| PROBLEM TO WORK ON |
Leave out the pictures and retype exactly the lines from the one with "Output a JSON" through the end of the records.

| ENTRIES PROVIDED |
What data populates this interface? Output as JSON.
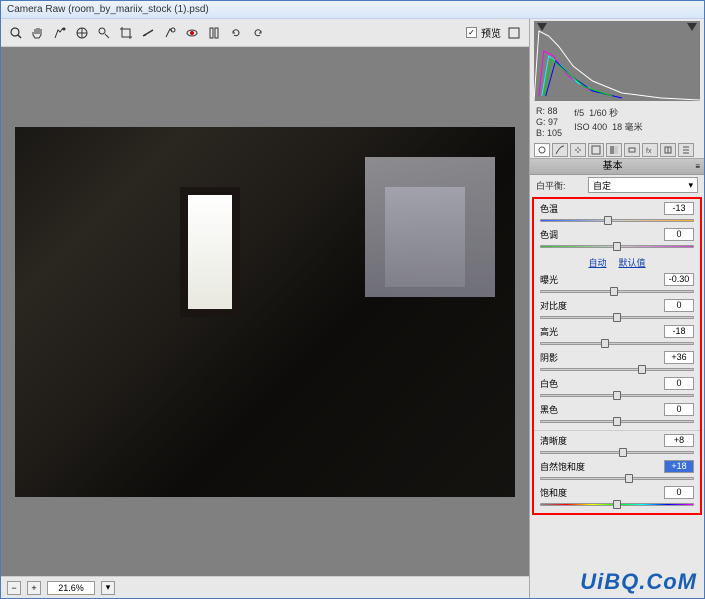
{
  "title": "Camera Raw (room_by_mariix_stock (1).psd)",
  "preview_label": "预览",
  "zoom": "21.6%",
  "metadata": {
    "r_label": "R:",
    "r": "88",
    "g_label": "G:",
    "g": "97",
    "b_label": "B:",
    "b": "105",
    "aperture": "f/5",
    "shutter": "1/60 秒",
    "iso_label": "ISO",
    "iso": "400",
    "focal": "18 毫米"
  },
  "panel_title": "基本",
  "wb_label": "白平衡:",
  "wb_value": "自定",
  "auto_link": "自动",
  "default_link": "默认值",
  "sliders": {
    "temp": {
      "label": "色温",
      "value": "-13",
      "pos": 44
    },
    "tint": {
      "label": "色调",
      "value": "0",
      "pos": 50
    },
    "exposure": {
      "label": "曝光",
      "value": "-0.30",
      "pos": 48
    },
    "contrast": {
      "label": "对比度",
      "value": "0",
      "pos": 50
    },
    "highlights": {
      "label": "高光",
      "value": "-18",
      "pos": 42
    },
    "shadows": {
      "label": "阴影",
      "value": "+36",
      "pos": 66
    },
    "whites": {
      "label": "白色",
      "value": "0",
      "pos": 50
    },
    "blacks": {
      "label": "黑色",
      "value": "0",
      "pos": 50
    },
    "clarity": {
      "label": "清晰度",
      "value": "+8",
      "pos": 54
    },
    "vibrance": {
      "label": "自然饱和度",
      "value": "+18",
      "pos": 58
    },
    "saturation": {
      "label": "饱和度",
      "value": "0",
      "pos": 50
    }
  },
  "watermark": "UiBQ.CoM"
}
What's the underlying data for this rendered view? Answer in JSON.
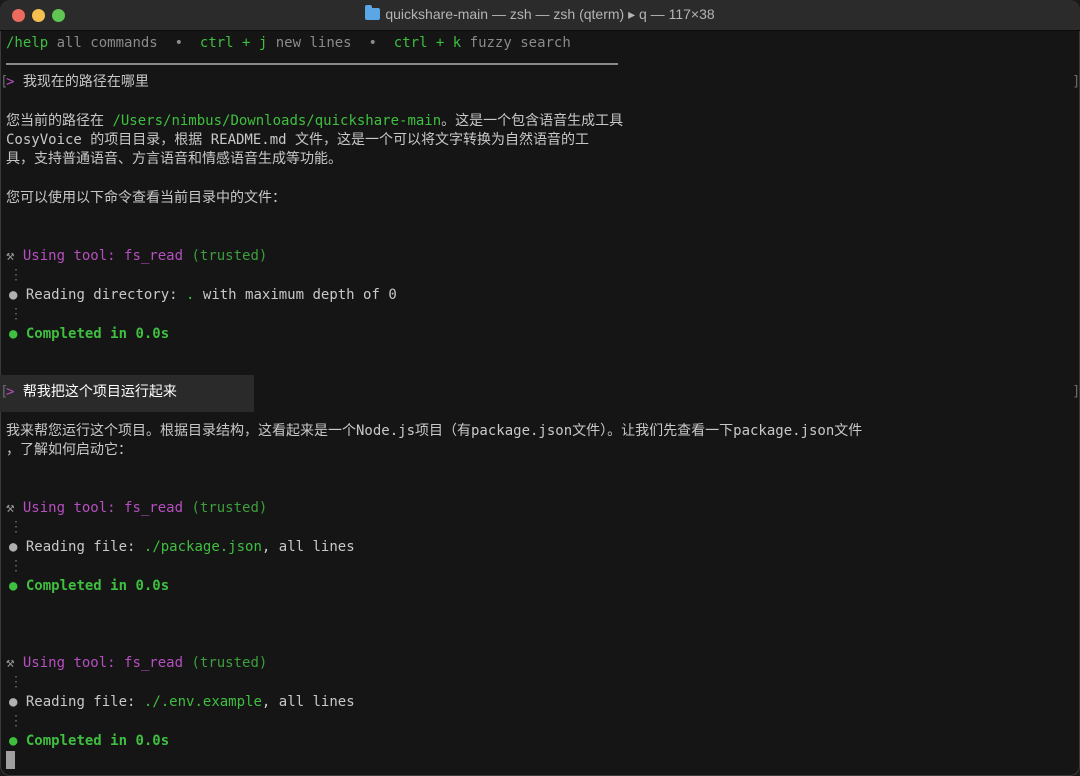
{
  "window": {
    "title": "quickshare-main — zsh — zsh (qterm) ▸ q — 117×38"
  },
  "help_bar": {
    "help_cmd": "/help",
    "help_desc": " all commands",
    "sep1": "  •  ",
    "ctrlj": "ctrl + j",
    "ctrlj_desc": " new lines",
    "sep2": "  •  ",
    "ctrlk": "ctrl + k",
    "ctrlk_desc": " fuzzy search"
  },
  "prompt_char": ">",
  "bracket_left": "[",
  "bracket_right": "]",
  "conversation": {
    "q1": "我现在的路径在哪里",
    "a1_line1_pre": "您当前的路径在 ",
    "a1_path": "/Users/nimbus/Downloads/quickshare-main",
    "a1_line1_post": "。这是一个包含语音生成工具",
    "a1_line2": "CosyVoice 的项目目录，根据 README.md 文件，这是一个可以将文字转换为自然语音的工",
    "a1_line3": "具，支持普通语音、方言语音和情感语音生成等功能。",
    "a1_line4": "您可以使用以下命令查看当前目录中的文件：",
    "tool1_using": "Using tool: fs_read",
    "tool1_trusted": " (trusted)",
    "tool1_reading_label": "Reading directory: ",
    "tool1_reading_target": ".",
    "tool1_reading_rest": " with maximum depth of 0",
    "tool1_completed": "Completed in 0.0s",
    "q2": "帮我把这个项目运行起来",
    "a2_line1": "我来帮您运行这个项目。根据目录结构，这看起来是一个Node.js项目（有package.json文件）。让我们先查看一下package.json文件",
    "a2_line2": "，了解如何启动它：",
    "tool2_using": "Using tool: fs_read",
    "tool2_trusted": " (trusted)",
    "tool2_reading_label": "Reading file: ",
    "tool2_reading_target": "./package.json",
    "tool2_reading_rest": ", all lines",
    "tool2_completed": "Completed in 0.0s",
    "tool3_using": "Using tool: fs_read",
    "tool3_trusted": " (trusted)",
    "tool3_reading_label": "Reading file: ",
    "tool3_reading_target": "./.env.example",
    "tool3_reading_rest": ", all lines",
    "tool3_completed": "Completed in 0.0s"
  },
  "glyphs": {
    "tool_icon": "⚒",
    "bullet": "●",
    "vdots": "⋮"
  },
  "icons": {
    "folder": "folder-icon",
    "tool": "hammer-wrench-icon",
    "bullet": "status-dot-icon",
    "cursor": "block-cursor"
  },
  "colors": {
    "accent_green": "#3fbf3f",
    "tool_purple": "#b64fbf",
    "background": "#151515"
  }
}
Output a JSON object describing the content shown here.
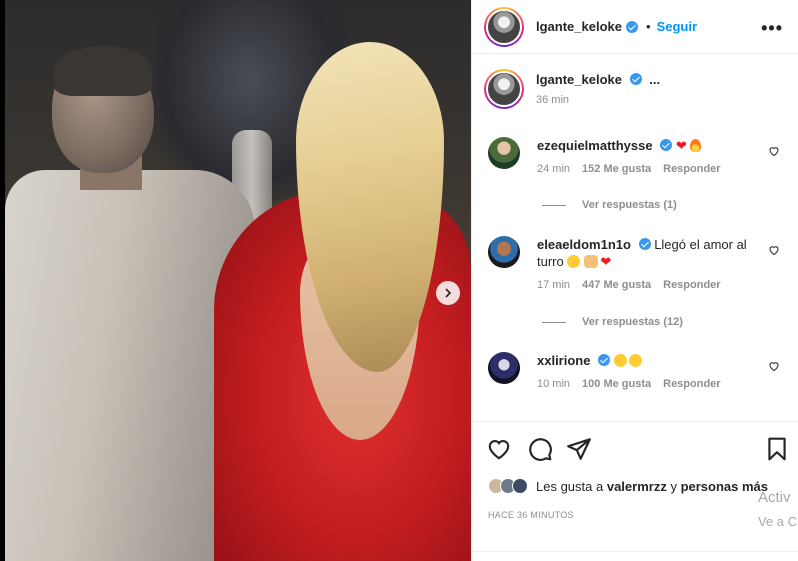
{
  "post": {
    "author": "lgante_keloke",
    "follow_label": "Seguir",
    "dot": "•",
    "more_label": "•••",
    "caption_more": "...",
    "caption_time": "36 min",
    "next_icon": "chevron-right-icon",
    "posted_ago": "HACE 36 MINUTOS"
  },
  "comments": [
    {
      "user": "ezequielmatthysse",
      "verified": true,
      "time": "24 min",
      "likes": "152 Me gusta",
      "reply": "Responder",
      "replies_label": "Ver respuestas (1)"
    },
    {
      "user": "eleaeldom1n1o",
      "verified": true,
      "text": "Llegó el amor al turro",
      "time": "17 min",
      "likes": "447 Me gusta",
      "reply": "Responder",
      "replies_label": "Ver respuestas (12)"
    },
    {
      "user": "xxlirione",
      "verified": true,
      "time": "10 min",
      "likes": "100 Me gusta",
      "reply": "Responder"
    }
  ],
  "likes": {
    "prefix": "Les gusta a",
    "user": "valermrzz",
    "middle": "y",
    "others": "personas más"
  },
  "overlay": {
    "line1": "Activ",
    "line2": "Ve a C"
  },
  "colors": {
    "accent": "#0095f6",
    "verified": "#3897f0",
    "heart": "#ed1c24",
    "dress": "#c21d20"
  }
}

| CORRECT OUTPUT |
Output a JSON object describing the content shown here.
{
  "post": {
    "author": "lgante_keloke",
    "follow_label": "Seguir",
    "dot": "•",
    "more_label": "•••",
    "caption_more": "...",
    "caption_time": "36 min",
    "next_icon": "chevron-right-icon",
    "posted_ago": "HACE 36 MINUTOS"
  },
  "comments": [
    {
      "user": "ezequielmatthysse",
      "verified": true,
      "time": "24 min",
      "likes": "152 Me gusta",
      "reply": "Responder",
      "replies_label": "Ver respuestas (1)"
    },
    {
      "user": "eleaeldom1n1o",
      "verified": true,
      "text": "Llegó el amor al turro",
      "time": "17 min",
      "likes": "447 Me gusta",
      "reply": "Responder",
      "replies_label": "Ver respuestas (12)"
    },
    {
      "user": "xxlirione",
      "verified": true,
      "time": "10 min",
      "likes": "100 Me gusta",
      "reply": "Responder"
    }
  ],
  "likes": {
    "prefix": "Les gusta a",
    "user": "valermrzz",
    "middle": "y",
    "others": "personas más"
  },
  "overlay": {
    "line1": "Activ",
    "line2": "Ve a C"
  },
  "colors": {
    "accent": "#0095f6",
    "verified": "#3897f0",
    "heart": "#ed1c24",
    "dress": "#c21d20"
  }
}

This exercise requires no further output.